_Exercise aim_:
Every line of the data below must be output exactly, with images left out.

_Information given_:

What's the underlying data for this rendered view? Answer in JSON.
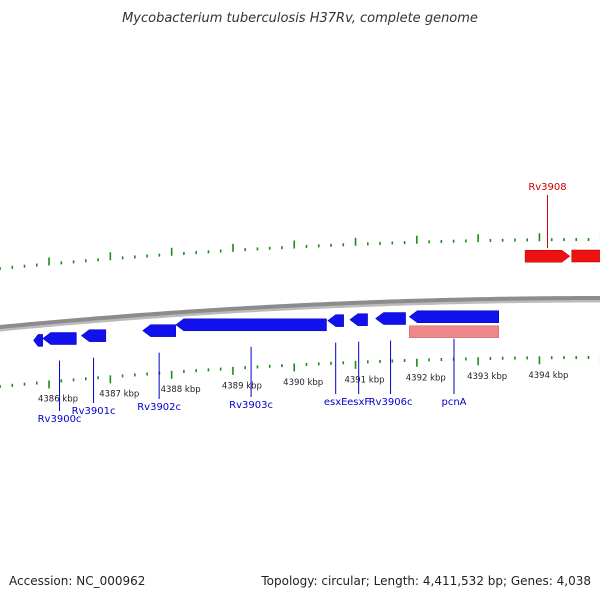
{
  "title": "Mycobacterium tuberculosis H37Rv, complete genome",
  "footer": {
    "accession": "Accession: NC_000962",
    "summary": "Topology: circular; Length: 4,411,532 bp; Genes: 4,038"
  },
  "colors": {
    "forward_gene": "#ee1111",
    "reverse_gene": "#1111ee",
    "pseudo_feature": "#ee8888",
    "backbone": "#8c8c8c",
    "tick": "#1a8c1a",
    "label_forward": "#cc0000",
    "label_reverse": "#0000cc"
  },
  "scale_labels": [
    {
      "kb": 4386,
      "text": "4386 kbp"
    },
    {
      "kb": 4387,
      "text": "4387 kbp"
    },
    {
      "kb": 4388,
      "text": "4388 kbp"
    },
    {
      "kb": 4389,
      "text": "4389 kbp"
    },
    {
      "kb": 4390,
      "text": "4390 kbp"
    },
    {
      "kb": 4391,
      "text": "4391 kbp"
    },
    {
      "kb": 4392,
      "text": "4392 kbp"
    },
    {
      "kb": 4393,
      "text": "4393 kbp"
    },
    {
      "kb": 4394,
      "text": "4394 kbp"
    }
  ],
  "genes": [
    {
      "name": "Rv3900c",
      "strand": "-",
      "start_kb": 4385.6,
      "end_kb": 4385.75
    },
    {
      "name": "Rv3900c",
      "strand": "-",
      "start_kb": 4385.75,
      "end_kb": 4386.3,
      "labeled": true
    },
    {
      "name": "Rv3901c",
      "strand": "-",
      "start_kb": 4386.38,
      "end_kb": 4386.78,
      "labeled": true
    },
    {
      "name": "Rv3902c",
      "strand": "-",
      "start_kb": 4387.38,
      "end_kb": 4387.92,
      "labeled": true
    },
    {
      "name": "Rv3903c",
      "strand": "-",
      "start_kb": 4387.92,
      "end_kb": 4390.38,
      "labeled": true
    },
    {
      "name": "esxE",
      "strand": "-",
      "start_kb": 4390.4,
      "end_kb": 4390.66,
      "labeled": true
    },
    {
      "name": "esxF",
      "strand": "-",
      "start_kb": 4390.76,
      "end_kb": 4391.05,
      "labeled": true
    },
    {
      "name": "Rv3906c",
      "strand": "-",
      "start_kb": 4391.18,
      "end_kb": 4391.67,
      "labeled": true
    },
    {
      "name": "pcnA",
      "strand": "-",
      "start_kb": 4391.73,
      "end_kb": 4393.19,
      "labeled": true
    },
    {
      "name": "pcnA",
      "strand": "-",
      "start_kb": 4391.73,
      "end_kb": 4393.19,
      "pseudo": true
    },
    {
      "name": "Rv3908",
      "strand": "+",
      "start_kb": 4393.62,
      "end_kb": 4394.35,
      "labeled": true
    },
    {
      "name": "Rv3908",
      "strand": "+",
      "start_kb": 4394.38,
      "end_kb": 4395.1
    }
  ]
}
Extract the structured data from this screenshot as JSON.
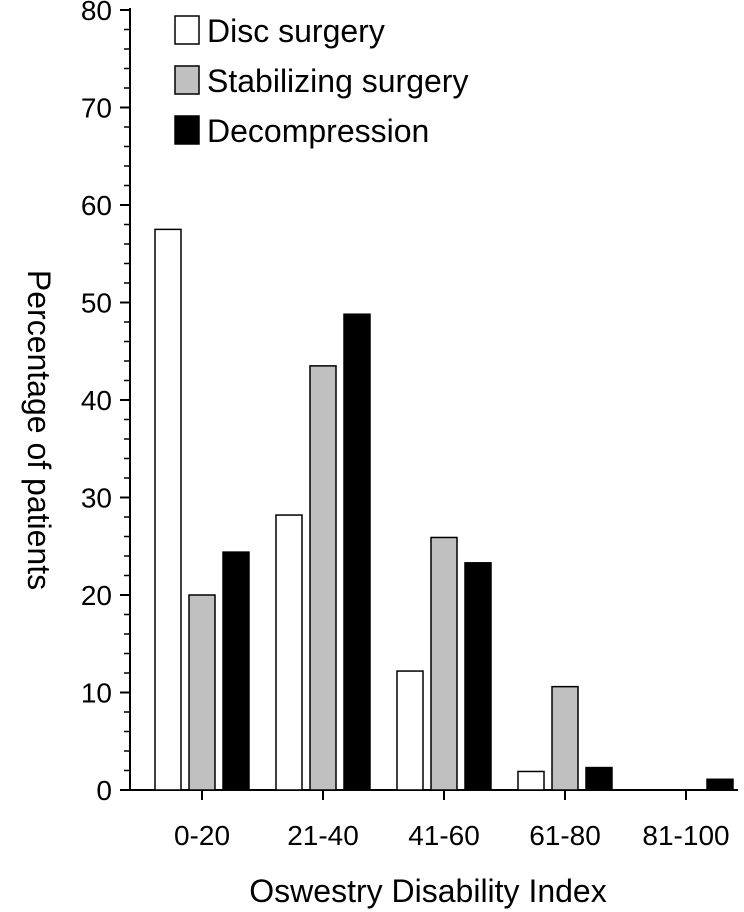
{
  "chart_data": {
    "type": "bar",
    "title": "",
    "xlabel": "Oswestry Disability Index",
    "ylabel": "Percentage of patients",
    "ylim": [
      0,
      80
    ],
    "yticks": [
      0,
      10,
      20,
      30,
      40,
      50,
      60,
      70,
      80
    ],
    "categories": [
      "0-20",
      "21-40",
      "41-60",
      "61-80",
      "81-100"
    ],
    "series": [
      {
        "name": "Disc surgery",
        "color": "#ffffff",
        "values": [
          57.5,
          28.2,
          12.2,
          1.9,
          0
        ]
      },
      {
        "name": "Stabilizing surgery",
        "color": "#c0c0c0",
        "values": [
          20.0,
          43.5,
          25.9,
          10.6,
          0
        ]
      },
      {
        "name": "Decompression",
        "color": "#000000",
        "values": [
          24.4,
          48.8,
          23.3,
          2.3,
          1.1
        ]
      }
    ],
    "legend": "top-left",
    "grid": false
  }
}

_The completed task_:
What's the underlying data for this rendered view? Answer in JSON.
{
  "title": "Mycobacterium tuberculosis H37Rv, complete genome",
  "footer": {
    "accession": "Accession: NC_000962",
    "summary": "Topology: circular; Length: 4,411,532 bp; Genes: 4,038"
  },
  "colors": {
    "forward_gene": "#ee1111",
    "reverse_gene": "#1111ee",
    "pseudo_feature": "#ee8888",
    "backbone": "#8c8c8c",
    "tick": "#1a8c1a",
    "label_forward": "#cc0000",
    "label_reverse": "#0000cc"
  },
  "scale_labels": [
    {
      "kb": 4386,
      "text": "4386 kbp"
    },
    {
      "kb": 4387,
      "text": "4387 kbp"
    },
    {
      "kb": 4388,
      "text": "4388 kbp"
    },
    {
      "kb": 4389,
      "text": "4389 kbp"
    },
    {
      "kb": 4390,
      "text": "4390 kbp"
    },
    {
      "kb": 4391,
      "text": "4391 kbp"
    },
    {
      "kb": 4392,
      "text": "4392 kbp"
    },
    {
      "kb": 4393,
      "text": "4393 kbp"
    },
    {
      "kb": 4394,
      "text": "4394 kbp"
    }
  ],
  "genes": [
    {
      "name": "Rv3900c",
      "strand": "-",
      "start_kb": 4385.6,
      "end_kb": 4385.75
    },
    {
      "name": "Rv3900c",
      "strand": "-",
      "start_kb": 4385.75,
      "end_kb": 4386.3,
      "labeled": true
    },
    {
      "name": "Rv3901c",
      "strand": "-",
      "start_kb": 4386.38,
      "end_kb": 4386.78,
      "labeled": true
    },
    {
      "name": "Rv3902c",
      "strand": "-",
      "start_kb": 4387.38,
      "end_kb": 4387.92,
      "labeled": true
    },
    {
      "name": "Rv3903c",
      "strand": "-",
      "start_kb": 4387.92,
      "end_kb": 4390.38,
      "labeled": true
    },
    {
      "name": "esxE",
      "strand": "-",
      "start_kb": 4390.4,
      "end_kb": 4390.66,
      "labeled": true
    },
    {
      "name": "esxF",
      "strand": "-",
      "start_kb": 4390.76,
      "end_kb": 4391.05,
      "labeled": true
    },
    {
      "name": "Rv3906c",
      "strand": "-",
      "start_kb": 4391.18,
      "end_kb": 4391.67,
      "labeled": true
    },
    {
      "name": "pcnA",
      "strand": "-",
      "start_kb": 4391.73,
      "end_kb": 4393.19,
      "labeled": true
    },
    {
      "name": "pcnA",
      "strand": "-",
      "start_kb": 4391.73,
      "end_kb": 4393.19,
      "pseudo": true
    },
    {
      "name": "Rv3908",
      "strand": "+",
      "start_kb": 4393.62,
      "end_kb": 4394.35,
      "labeled": true
    },
    {
      "name": "Rv3908",
      "strand": "+",
      "start_kb": 4394.38,
      "end_kb": 4395.1
    }
  ]
}
Extract the structured data from this screenshot as JSON.
{
  "chart_data": {
    "type": "bar",
    "title": "",
    "xlabel": "Oswestry Disability Index",
    "ylabel": "Percentage of patients",
    "ylim": [
      0,
      80
    ],
    "yticks": [
      0,
      10,
      20,
      30,
      40,
      50,
      60,
      70,
      80
    ],
    "categories": [
      "0-20",
      "21-40",
      "41-60",
      "61-80",
      "81-100"
    ],
    "series": [
      {
        "name": "Disc surgery",
        "color": "#ffffff",
        "values": [
          57.5,
          28.2,
          12.2,
          1.9,
          0
        ]
      },
      {
        "name": "Stabilizing surgery",
        "color": "#c0c0c0",
        "values": [
          20.0,
          43.5,
          25.9,
          10.6,
          0
        ]
      },
      {
        "name": "Decompression",
        "color": "#000000",
        "values": [
          24.4,
          48.8,
          23.3,
          2.3,
          1.1
        ]
      }
    ],
    "legend": "top-left",
    "grid": false
  }
}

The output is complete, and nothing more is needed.